╭─ 本文

(2008.02.09号)

『薬のチェックは命のチェック』インターネット速報版No102

タミフル1万人調査の
解析方法・結果についての公開質問と要望

NPO法人医薬ビジランスセンター(薬のチェック) 代表 浜 六郎

タミフルと異常行動との関連について検討するために実施された調査(いわゆる「廣田班調査」の第一次予備結果に誤りがあることを、『薬のチェック』速報版No.101で指摘しました。その後、さらに詳細に検討した結果をTIP誌1月号(2008年1月28日発売)「原稿版(正誤反映済)pdf版(正誤未反映)正誤表」に掲載しました。

この問題についての廣田班としての考え方を聞きたいと考え、2月8日、平成19年度厚生労働科学研究「インフルエンザ随伴症状の発現状況に関する調査研究」の代表者、廣田良夫氏(大阪市立大学大学院医学研究科公衆衛生学教授)に公開質問状を提出しました。

╰─
╭─ データセット

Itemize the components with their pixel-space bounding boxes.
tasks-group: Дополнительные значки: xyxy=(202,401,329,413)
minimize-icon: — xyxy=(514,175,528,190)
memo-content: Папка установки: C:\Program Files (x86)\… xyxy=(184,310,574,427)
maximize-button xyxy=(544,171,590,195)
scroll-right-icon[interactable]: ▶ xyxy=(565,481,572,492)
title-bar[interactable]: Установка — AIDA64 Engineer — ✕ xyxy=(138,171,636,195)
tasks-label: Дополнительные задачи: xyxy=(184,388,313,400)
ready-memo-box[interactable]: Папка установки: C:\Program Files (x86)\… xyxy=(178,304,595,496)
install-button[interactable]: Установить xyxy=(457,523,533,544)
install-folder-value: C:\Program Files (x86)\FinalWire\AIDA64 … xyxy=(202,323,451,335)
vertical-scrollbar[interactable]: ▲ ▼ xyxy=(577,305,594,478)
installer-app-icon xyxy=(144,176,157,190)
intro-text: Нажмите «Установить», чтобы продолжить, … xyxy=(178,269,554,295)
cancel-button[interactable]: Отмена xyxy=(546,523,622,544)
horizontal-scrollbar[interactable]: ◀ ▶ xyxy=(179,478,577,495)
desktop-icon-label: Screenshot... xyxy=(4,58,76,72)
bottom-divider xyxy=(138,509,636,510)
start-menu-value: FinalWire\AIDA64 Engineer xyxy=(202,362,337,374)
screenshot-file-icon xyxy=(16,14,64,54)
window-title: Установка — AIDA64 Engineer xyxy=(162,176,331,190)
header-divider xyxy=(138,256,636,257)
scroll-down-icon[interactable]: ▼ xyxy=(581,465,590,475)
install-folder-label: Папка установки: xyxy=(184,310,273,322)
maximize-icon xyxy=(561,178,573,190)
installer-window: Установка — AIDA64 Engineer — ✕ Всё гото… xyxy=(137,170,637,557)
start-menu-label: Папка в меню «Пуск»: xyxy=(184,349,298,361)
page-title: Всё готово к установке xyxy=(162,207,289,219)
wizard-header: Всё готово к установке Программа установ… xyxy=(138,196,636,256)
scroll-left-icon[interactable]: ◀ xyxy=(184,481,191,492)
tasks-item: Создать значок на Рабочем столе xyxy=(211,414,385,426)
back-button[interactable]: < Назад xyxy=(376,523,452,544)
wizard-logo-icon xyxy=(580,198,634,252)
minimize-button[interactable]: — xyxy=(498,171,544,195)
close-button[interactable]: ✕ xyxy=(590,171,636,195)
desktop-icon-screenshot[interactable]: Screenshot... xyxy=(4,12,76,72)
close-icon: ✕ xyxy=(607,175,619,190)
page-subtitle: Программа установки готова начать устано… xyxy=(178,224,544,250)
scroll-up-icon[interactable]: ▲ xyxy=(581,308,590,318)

╰─

◆ **課題**:
A: タミフル調査の本文のうち、「タミフルと異常行動との関連に」を含む箇所から「映)正誤表」に掲載しました。」までを、一字も変えずに出力しなさい。
B: タミフル調査についての本文の最後の文に続けて、次の部分を書き上げなさい。

◆ **解答一覧**:
A:
タミフルと異常行動との関連について検討するために実施された調査(いわゆる「廣田班調査」の第一次予備結果に誤りがあることを、『薬のチェック』速報版No.101で指摘しました。その後、さらに詳細に検討した結果をTIP誌1月号(2008年1月28日発売)「原稿版(正誤反映済)pdf版(正誤未反映)正誤表」に掲載しました。

B:
また、インフルエンザの季節の最中であり、今後さらにインフルエンザが流行すると考えられるため、早急に解析方法の誤りを訂正し、有意な関連があるという結果を、班として公表することを求める要望書も同時に提出しました。

要望事項:

2007年12月25日、平成19年度第5回安全対策調査会において公表された平成19年度厚生労働科学研究「インフルエンザ随伴症状の発現状況に関する調査研究」の第一次予備解析結果を訂正し、正しい結果を至急公表されることを要望いたします。

要望理由の要約

  1. 第一次予備解析データを用いた適切な解析(処方群と非処方群の比較)では、タミフル処方の異常行動発症オッズ比は1.37(95%信頼区間1.18-1.58,p<0.0001)であった。
  2. 廣田班第一次予備解析の解析方法にはタミフル群の異常行動が過小となり、非タミフル群の異常行動が過大とさせる3つの重大な誤りがある。
    1. タミフル処方群(以下「処方群」)からタミフル服用前の異常行動「早期発症薬剤非服用イベント」を除き、タミフル非処方群(以下「非処方群」)にもあるタミフル以外の薬剤服用前の「早期発症薬剤非服用イベント」を非処方群から除くことなく解析した。
    2. 処方群の「早期発症薬剤非服用イベント」を、異質な非処方群にいれて解析した(しかも、その数は全年齢では非処方群のイベント数よりも多かった)。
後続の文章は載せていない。